Semprini

knowledge-graph

Use this skill when the user asks to generate a knowledge graph, graph database schema, Cypher DDL, or Neo4j model from an MD-DDL domain. Also use when the user wants to realize MD-DDL entities, relationships, events, and enums as labeled property graph structures.

Semprini 1 Updated 2mo ago
GitHub

Install

npx skillscat add semprini/md-ddl/knowledge-graph

Install via the SkillsCat registry.

SKILL.md

Skill: Knowledge Graph Generation

Covers translation of MD-DDL conceptual and logical models into labeled property graph structures expressed as Neo4j Cypher. The output is a complete graph schema — node labels, relationship types, property keys, constraints, and indexes — plus seed data for enums and reference entities.

MD-DDL was designed with a Knowledge Graph as its semantic runtime. This skill makes the implicit graph structure explicit and deployable.

Load First

  • ../../agent-ontology/skills/entity-modelling/SKILL.md
  • ../../agent-ontology/skills/entity-modelling/conceptual-to-physical-realisation.md
  • ../../agent-ontology/skills/relationship-events/SKILL.md
  • ../../agent-ontology/skills/standards-alignment/SKILL.md (when industry-standard domains apply)

Core Mapping Rules

Entities → Nodes

Every entity in the domain becomes a node label. The label uses PascalCase derived from the natural-language entity name.

MD-DDL concept Graph realization
Entity heading Node label (PascalCase: Party, ContactAddress, PartyRole)
Entity attributes Node properties (camelCase: legalName, partyIdentifier)

Data =
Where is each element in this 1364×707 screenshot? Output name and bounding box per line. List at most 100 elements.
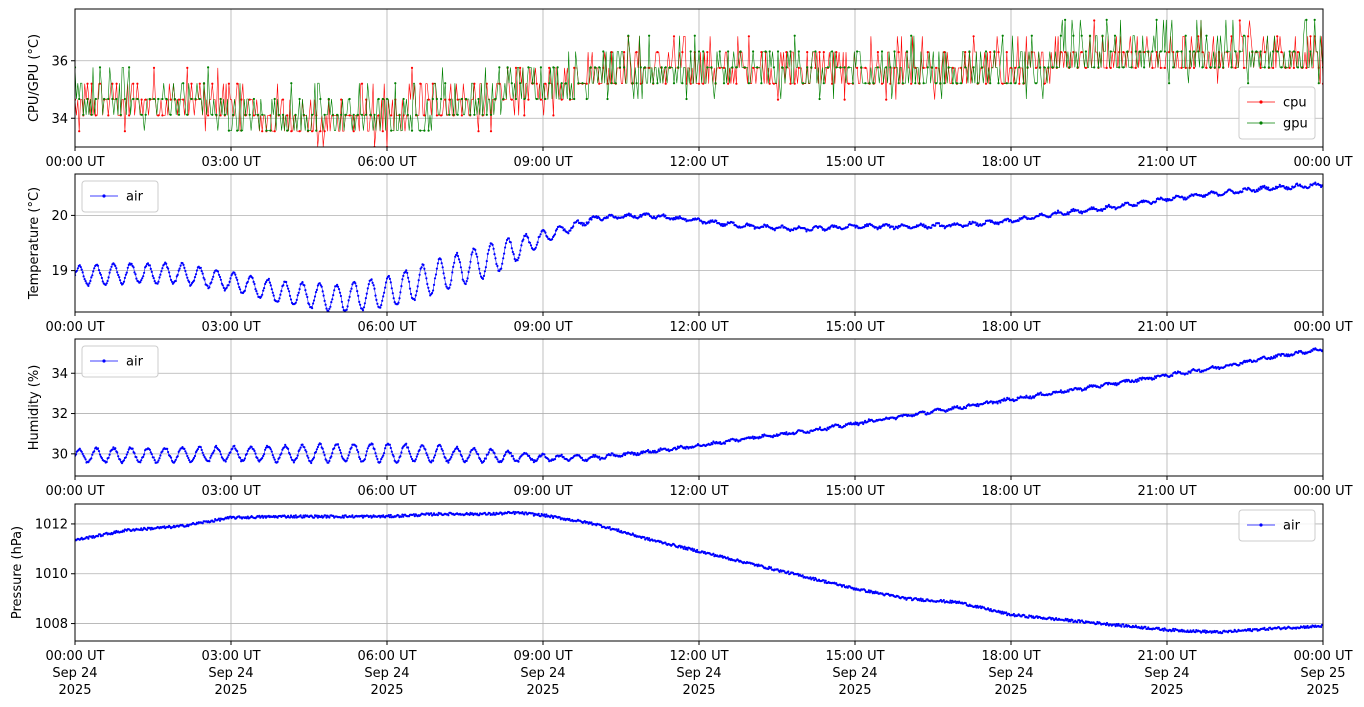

Goal = List every part that the knowledge graph skill page says makes up the complete graph schema it outputs.

Output of the exercise =
- node labels
- relationship types
- property keys
- constraints
- indexes